[[ SOURCE EXTRACT open ]]
Safety end points included overall mortality at day 90, any intracranial hemorrhage, symptomatic intracranial hemorrhage, symptomatic edema (defined as brain edema with mass effect as the predominant cause of clinical deterioration), and other serious adverse events. In the ECASS III protocol, symptomatic intracranial hemorrhage was defined as any apparently extravascular blood in the brain or within the cranium that was associated with clinical deterioration, as defined by an increase of 4 points or more in the score on the NIHSS, or that led to death and that was identified as the predominant cause of the neurologic deterioration. To allow comparison with published data, a post hoc analysis of rates of symptomatic intracranial hemorrhage was also performed according to definitions used in other trials.^1,3,12,20

Statistical Analysis

Efficacy end points were assessed in the intention-to-treat population, which included all randomly assigned patients, whether or not they were treated. In the case of missing data on outcome among patients known to be alive, the worst possible outcome score was assigned. For the primary end point, between-group differences were calculated with the use of the chi-square test of proportions (with a two-sided alpha level of 5%). Ninety-five percent confidence intervals were calculated for odds ratios and for relative risk. In keeping with the study protocol, all predefined analyses were performed without adjustment for confounding factors. A post hoc adjusted analysis (logistic regression) of the primary end point was undertaken in the intention-to-treat population. This analysis was performed by including all baseline variables in the model and retaining those that were significant at P<0.10. For the secondary end point — the probability of a favorable outcome with alteplase as compared with placebo — a global odds-ratio test based on a linear logistic-regression model (a method that uses generalized estimation equations to perform a Wald-type test)^21,22 was used. For the per-protocol population (Figure 1), the same statistical tests were applied. The post hoc stratified analysis of scores on the modified Rankin scale was adjusted for the two most strongly prognostic baseline variables: the NIHSS score and the time to the start of treatment.¹⁹

The calculation of the sample size was based on the analysis of pooled data from the cohorts that received thrombolysis or placebo between 3 and 4.5 hours after the onset of symptoms⁵ (with data from the first ECASS trial³ excluded because of the higher dose of alteplase used in that trial). On the basis of these data, we calculated that 400 patients per group were required in order to have 90% power to detect an odds ratio of 1.4 for the primary end point.

Results

Study Patients

Between July 29, 2003, and November 13, 2007, a total of 821 patients from 130 sites in 19 European countries were randomly assigned to a study group: 418 patients were assigned to receive alteplase and 403 patients were assigned to receive placebo (Figure 1). Grouped according to 0.5-hour intervals, 10.0% of the patients were treated between 3 and 3.5 hours, 46.8% between 3.5 and 4 hours, and 39.2% between 4 and 4.5 hours (Table 2). (The values do not add up to 100% because data on the exact time of treatment initiation were not available for 12 patients in the alteplase group and 15 patients in the placebo group; in addition, treatment was initiated after 4.5 hours in 1 patient in the alteplase group and 5 patients in the placebo group.) Baseline demographic and clinical characteristics of the two groups were similar (Table 2), except that there were significant differences between the groups (before adjustment for multiple comparisons) with respect to the initial severity of the stroke and the presence or absence of a history of stroke.
[[ SOURCE EXTRACT closed ]]
[[ EXTRACTED INFORMATION open ]]
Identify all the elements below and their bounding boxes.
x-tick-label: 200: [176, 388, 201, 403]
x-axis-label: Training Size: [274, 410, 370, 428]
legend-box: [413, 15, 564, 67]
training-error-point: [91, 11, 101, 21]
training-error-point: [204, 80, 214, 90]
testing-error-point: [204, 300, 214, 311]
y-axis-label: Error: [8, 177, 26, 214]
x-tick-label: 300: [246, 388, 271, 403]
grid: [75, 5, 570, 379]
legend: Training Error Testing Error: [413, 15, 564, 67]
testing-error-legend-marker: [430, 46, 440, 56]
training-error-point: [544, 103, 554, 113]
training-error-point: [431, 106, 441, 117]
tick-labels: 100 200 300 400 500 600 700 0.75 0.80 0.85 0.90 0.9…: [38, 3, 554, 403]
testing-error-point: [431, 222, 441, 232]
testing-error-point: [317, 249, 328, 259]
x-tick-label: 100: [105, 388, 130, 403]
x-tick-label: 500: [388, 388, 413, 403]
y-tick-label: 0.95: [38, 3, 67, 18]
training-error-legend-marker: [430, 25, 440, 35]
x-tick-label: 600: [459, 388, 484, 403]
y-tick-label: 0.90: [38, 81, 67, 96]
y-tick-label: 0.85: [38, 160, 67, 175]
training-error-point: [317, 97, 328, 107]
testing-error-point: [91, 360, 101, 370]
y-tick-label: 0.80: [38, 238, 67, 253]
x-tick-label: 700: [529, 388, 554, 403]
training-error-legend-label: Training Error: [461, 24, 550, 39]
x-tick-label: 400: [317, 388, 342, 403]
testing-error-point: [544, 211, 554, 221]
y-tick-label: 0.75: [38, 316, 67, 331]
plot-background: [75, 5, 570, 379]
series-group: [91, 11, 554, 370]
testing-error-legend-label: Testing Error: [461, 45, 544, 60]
[[ EXTRACTED INFORMATION closed ]]
**WHAT YOU WILL DO**
a. Duplicate the stretch of the stroke trial text from "The calculation of" through "primary end point.".
b. Go on with the stroke trial text, picking up right after its final sentence.
The listing can be set aside; it is not needed here.

**EXPECTED OUTPUTS**
a.
The calculation of the sample size was based on the analysis of pooled data from the cohorts that received thrombolysis or placebo between 3 and 4.5 hours after the onset of symptoms⁵ (with data from the first ECASS trial³ excluded because of the higher dose of alteplase used in that trial). On the basis of these data, we calculated that 400 patients per group were required in order to have 90% power to detect an odds ratio of 1.4 for the primary end point.

b.
View this table: [in this window] [in a new window]   Table 2. Demographic and Baseline Characteristics of the Patients.

 
Efficacy

For the primary end point, 219 of the 418 patients in the alteplase group (52.4%) had a favorable outcome (defined as a score of 0 or 1 on the modified Rankin scale), as compared with 182 of the 403 patients in the placebo group (45.2%), representing an absolute improvement of 7.2 percentage points (odds ratio, 1.34; 95% confidence interval [CI], 1.02 to 1.76; relative risk, 1.16; 95% CI, 1.01 to 1.34; P=0.04). In the post hoc intention-to-treat analysis, adjusted for confounding baseline variables (logistic regression), study-group assignment, baseline NIHSS score, smoking status, time from the onset of stroke to treatment, and presence or absence of prior hypertension were identified as significant at P<0.10. In the adjusted analysis, treatment with alteplase remained significantly associated with a favorable outcome (odds ratio, 1.42; 95% CI, 1.02 to 1.98; P=0.04) (Table 3 and Fig. S1 in the Supplementary Appendix, available with the full text of this article at www.nejm.org).

View this table: [in this window] [in a new window]   Table 3. Odds Ratios for Primary End Point and Secondary End Point, Including Components, in the Intention-to-Treat and Per-Protocol Populations at 90 Days.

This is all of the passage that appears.